AUFGABE:
Wie lautet der Abschnitt des angezeigten Textes, der mit den Worten „Der Originalfilm Jud“ beginnt und mit „filmischer Propaganda eingegangen.“ endet, wenn man darin „Kommandanten“ durch „Offiziere“ ersetzt?

ANGEZEIGTER TEXT:
Peck erklärte, er sei ursprünglich ein Anhänger von Aristide gewesen, sei jedoch sehr schnell desillusioniert worden, speziell durch Aristides Unterwürfigkeit gegenüber den USA. Peck wies darauf hin, dass die spätere Abdankung von Aristide im Jahr 2004 in Diskussionen zwischen den Vertretern der zwei wichtigsten Kolonialherren Haitis - dem französischen Außenminister Dominique de Villepin und dem amerikanischen Außenminister Colin Powell - ausgearbeitet worden war. Als er die umgehende Deportation des Präsidenten an Bord eines US-Flugzeugs in ein afrikanisches Land beschrieb, behauptete Powell, Aristide "sei nicht gekidnappt worden. Wir haben ihn nicht mit Gewalt ins Flugzeug gebracht. Er ist freiwillig ins Flugzeug gestiegen. Und das ist die Wahrheit."

Als ich Peck fragte, was Haiti von der Obama-Regierung erwarten könne, war Peck zurückhaltend in seinen Äußerungen, drückte aber die Hoffnung aus, dass eine neue Generation im Weißen Haus mit anderen Ideen eine fortschrittlichere Haltung gegenüber seinem Land einnehmen werde. Ungeachtet seiner unangebrachten Hoffnungen in die Regierung Obamas verdient sein Film Moloch Tropical ein großes Publikum.

Wir freuen uns auf Pecks nächstes Projekt - Berichten zufolge ein Spielfilm über den jungen Karl Marx.


Oskar Roehlers Jud Süß: Film ohne Gewissen

Einer der schlechtesten Filme auf dem Festival war zweifellos Jud Süß: Film ohne Gewissen des Regisseurs Oskar Roehler. Roehler hat sich mit überspannten Studien über das Privatleben von Paaren aus den Mittelschichten - mit besonderer Betonung auf ihre sexuelle Unvereinbarkeit - in der deutschen Filmlandschaft eine Nische erkämpft. Seine Verfilmung von Elementarteilchen (basierend auf dem Roman von Michel Houellebecq), die 2006 herauskam, wurde von der WSWS schon besprochen.

Sein neuester Film - Roehlers erster Versuch sich mit historischem Material zu befassen - wurde zu Recht am Ende der Pressevorführung mit einem Chor aus Buh-Rufen und Gejohle bedacht.

Der Originalfilm Jud Süß (über einen jüdischen Bankier und Finanzberater) wurde von Nazi-Propagandaminister Joseph Goebbels 1939 nur wenige Monate vor dem Beginn des Zweiten Weltkriegs als Teil der Verunglimpfungskampagne der Nazis gegen Juden in Auftrag gegeben. Sich den Film anzusehen war Pflicht für die Kommandanten der Vernichtungslager und diejenigen, die an der Ausrottung der jüdischen Bevölkerung beteiligt waren. Er ist in die Geschichte als eines der ekelhaftesten Machwerke filmischer Propaganda eingegangen.

(Einträge aus einer Datenquelle)
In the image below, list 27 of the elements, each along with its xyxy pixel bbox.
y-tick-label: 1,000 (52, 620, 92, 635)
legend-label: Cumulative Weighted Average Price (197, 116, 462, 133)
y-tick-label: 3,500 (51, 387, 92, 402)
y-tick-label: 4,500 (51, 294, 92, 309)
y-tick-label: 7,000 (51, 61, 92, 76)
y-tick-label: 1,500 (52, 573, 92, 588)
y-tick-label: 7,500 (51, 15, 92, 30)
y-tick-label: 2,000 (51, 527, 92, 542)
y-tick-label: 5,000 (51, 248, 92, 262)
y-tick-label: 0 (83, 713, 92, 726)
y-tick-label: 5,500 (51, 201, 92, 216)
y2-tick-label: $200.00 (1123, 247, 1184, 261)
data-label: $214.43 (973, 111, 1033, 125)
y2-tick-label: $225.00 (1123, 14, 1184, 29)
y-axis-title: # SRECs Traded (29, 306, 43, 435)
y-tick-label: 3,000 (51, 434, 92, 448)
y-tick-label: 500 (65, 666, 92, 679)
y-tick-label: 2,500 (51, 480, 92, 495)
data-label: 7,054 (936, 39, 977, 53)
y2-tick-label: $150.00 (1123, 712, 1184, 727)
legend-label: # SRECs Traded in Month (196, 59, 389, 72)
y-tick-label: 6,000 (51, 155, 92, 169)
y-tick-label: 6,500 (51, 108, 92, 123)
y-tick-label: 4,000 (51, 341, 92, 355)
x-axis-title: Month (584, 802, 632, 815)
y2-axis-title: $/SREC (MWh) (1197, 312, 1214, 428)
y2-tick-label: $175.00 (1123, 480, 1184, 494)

ANTWORT ZUR AUFGABE:
Der Originalfilm Jud Süß (über einen jüdischen Bankier und Finanzberater) wurde von Nazi-Propagandaminister Joseph Goebbels 1939 nur wenige Monate vor dem Beginn des Zweiten Weltkriegs als Teil der Verunglimpfungskampagne der Nazis gegen Juden in Auftrag gegeben. Sich den Film anzusehen war Pflicht für die Offiziere der Vernichtungslager und diejenigen, die an der Ausrottung der jüdischen Bevölkerung beteiligt waren. Er ist in die Geschichte als eines der ekelhaftesten Machwerke filmischer Propaganda eingegangen.